### Aim 1
According to the post on combining BigQuery event tables, how many characters can each column hold in the source system?
### Aim 2
Write the next part of the post on combining BigQuery event tables, picking up right after its final sentence.

### Extract to read
────────
Let me start by giving you some background and apologies if the background is longer than the solution.
Background
The scenario:
- We work with BigQuery
- Working with events data split into two data sources due to the constraints of the source system
- One source is the main set of data, let us call it TABLE_MAIN
- The other is the ancillary or supportive data, let us call this one TABLE_SUPPORT
- There is a possibility of a 1:n relationship between TABLE_MAIN and TABLE_SUPPORT
- Join these two tables into one
Simple enough? Not so much. The complication is data in TABLE_SUPPORT. Why so?
- Not all events have the same support data, one event can have few columns and others can have hundreds.
- Column one of events evt_123 is not necessarily the same as column one of event evt_456
- A lot of empty columns if all columns are mapped to each event
- Constraints of the source system
- Only 20 columns of data per row. Multiple rows per event
- Only 60 characters per column so one value of support data can span multiple columns of TABLE_SUPPORT. And if this happens on column 20 then one value of support data can span two rows.
- The source system can be enhanced with additional support data at any time
To help visualize:
TABLE_MAIN
Field | Key |
---|---|
EVENTGUID_1 | X |
EVENTGUID_2 | X |
PROCESS_DATE | X |
TABLE_SUPPORT
Field | Key | Notes |
---|---|---|
EVENTGUID_1 | X | |
EVENTGUID_2 | X | |
PROCESS_DATE | X | |
RECSEQ | X | Row sequence number if support data is across multiple rows |
FIELDNAME 01 to 20 | Name | |
FIELDVALSEQ 01 to 20 | Sequence if value has been split | |
FIELDVALUE 01 to 20 | Value |
Got that? In the end, even though TABLE_SUPPORT has multiple rows for each event, it is only really one row’s worth of data per event. Which means that a 1:1 relationship between TABLE_MAIN and TABLE_SUPPORT is possible.
The dbt Model:
I won’t go too much into how the mapping between the tables was done, suffice so say that arrays played a part. Basically it is this:
- Get TABLE_MAIN data
- Get TABLE_SUPPORT data
- Create ARRAY
- STRING_AGG ordering by FIELDVALSEQ
- ARRAY_AGG(STRUCT(FIELDNAME, FIELDVALUE)
- Join
- Tadah! You have TABLE_COMBINED with an array, which is an awesome feature of BQ (I’ve got a SAPBW background, no arrays there).
────────
### Dataset
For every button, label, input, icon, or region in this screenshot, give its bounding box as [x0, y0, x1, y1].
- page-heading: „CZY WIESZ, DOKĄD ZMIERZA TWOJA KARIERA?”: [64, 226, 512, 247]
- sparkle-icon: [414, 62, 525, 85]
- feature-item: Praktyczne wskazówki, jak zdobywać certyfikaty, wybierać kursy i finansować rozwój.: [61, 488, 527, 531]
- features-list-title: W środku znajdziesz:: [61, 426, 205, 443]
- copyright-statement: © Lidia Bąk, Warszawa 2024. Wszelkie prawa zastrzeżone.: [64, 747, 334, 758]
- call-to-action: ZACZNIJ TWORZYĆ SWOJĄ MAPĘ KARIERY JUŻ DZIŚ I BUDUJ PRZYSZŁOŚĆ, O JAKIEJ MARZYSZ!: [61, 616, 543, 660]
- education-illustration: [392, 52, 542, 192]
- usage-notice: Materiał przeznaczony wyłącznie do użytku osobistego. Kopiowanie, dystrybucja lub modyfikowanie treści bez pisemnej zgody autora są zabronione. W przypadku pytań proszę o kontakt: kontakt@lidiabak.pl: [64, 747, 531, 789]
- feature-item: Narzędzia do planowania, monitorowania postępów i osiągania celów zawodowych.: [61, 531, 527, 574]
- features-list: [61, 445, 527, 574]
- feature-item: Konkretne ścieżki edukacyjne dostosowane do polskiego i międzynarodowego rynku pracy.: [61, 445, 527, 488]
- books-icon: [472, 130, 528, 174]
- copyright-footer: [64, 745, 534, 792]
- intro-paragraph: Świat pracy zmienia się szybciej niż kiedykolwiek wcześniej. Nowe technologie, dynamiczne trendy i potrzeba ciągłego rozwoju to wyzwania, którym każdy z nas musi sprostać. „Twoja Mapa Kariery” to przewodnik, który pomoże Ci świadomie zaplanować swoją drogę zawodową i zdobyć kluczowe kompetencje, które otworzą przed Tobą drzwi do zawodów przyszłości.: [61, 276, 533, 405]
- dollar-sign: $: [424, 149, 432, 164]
────────
### Output 1
60 characters per column.

### Output 2
However, because of the data volume you end up with TABLE_COMBINED being of similar size to TABLE_SUPPORT and any queries on table TABLE_COMBINED will be pricey. An array is not suitable so as a final step we turn the array into a JSON string using TO_JSON_STRING()
. Table size drops dramatically
Great, now we have a usable table with a JSON string containing all my event support data.
How do I get the data out of this JSON string when querying the table? Easy, just use JSON_EXTRACT_SCALAR(json_string,'$.fieldname') as fieldname
. Well easy if you are versed or comfortable with SQL and if you know what you are looking. But if you are a general user, the “select * and I’ll see what’s there” kind of user? Our solution to create a view with the JSON string automatically pivoted.
Pivot Solution
You may say easy, we all know what dbt allows us to auto-generate a repeated set of code using macros. And you are right, just:
- Create a macro
- Put the JSON extract command in a FOR loop with a field list,
- Call the macro and provide the field list
But consider these questions:
- What if I do not want to manually provide field list?
- What if I do not want developer changing my model every time the source system is enhanced, especially if the model itself does not really change?
- What I need to make sure the correct data type is used as the end result of
JSON_EXTRACT_SCALAR()
is always a string? - When should
CAST()
be used orDATE()
be used instead ofPARSE_DATE()
etc.
Here is how I did it:
schema.yml
My first thought was the schema.yml for each model. This document needs to be updated every time the model gets updated. And I would rather it be changed that a model, less likelihood of breaking things. Is it possible to use the schema to drive the pivoting and the associated rules?
One of the options in the schema is meta. I ask the question in slack about its use and Taylor Murphy’s response helped me greatly. I decided to use the meta option and add three values. Note that this is the target table/view schema.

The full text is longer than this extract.